§ **What needs to be done**: Your task is to give the data again, exactly, with every line intact.

§ **Dataset entries**:
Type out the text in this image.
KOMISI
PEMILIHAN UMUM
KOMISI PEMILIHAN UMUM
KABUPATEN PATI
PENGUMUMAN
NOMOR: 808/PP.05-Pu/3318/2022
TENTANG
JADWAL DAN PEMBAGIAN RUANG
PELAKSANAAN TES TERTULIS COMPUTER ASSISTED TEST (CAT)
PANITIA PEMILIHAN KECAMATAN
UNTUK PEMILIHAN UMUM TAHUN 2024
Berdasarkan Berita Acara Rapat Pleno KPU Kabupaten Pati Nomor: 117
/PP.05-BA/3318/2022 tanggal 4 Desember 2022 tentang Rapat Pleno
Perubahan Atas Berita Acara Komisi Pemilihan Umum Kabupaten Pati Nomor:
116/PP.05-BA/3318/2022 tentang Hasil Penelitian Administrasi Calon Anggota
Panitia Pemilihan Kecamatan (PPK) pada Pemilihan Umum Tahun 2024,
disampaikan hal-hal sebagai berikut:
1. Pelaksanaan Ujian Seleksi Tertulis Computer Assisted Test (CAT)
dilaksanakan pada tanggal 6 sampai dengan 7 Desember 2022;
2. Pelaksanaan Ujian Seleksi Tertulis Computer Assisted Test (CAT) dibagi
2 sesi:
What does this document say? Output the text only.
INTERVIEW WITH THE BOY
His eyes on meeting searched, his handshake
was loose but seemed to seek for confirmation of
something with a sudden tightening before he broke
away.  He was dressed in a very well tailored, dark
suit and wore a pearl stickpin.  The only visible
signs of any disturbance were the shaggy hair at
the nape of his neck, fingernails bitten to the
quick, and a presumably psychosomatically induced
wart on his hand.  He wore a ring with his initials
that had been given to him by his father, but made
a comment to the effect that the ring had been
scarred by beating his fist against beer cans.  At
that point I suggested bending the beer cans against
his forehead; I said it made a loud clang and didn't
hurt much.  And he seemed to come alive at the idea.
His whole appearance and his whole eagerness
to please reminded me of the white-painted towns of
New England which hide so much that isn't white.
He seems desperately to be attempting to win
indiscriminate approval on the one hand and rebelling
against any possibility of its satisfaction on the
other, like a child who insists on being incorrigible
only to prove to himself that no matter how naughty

§ **Solution**:
Type out the text in this image.
KOMISI
PEMILIHAN UMUM
KOMISI PEMILIHAN UMUM
KABUPATEN PATI
PENGUMUMAN
NOMOR: 808/PP.05-Pu/3318/2022
TENTANG
JADWAL DAN PEMBAGIAN RUANG
PELAKSANAAN TES TERTULIS COMPUTER ASSISTED TEST (CAT)
PANITIA PEMILIHAN KECAMATAN
UNTUK PEMILIHAN UMUM TAHUN 2024
Berdasarkan Berita Acara Rapat Pleno KPU Kabupaten Pati Nomor: 117
/PP.05-BA/3318/2022 tanggal 4 Desember 2022 tentang Rapat Pleno
Perubahan Atas Berita Acara Komisi Pemilihan Umum Kabupaten Pati Nomor:
116/PP.05-BA/3318/2022 tentang Hasil Penelitian Administrasi Calon Anggota
Panitia Pemilihan Kecamatan (PPK) pada Pemilihan Umum Tahun 2024,
disampaikan hal-hal sebagai berikut:
1. Pelaksanaan Ujian Seleksi Tertulis Computer Assisted Test (CAT)
dilaksanakan pada tanggal 6 sampai dengan 7 Desember 2022;
2. Pelaksanaan Ujian Seleksi Tertulis Computer Assisted Test (CAT) dibagi
2 sesi:
What does this document say? Output the text only.
INTERVIEW WITH THE BOY
His eyes on meeting searched, his handshake
was loose but seemed to seek for confirmation of
something with a sudden tightening before he broke
away.  He was dressed in a very well tailored, dark
suit and wore a pearl stickpin.  The only visible
signs of any disturbance were the shaggy hair at
the nape of his neck, fingernails bitten to the
quick, and a presumably psychosomatically induced
wart on his hand.  He wore a ring with his initials
that had been given to him by his father, but made
a comment to the effect that the ring had been
scarred by beating his fist against beer cans.  At
that point I suggested bending the beer cans against
his forehead; I said it made a loud clang and didn't
hurt much.  And he seemed to come alive at the idea.
His whole appearance and his whole eagerness
to please reminded me of the white-painted towns of
New England which hide so much that isn't white.
He seems desperately to be attempting to win
indiscriminate approval on the one hand and rebelling
against any possibility of its satisfaction on the
other, like a child who insists on being incorrigible
only to prove to himself that no matter how naughty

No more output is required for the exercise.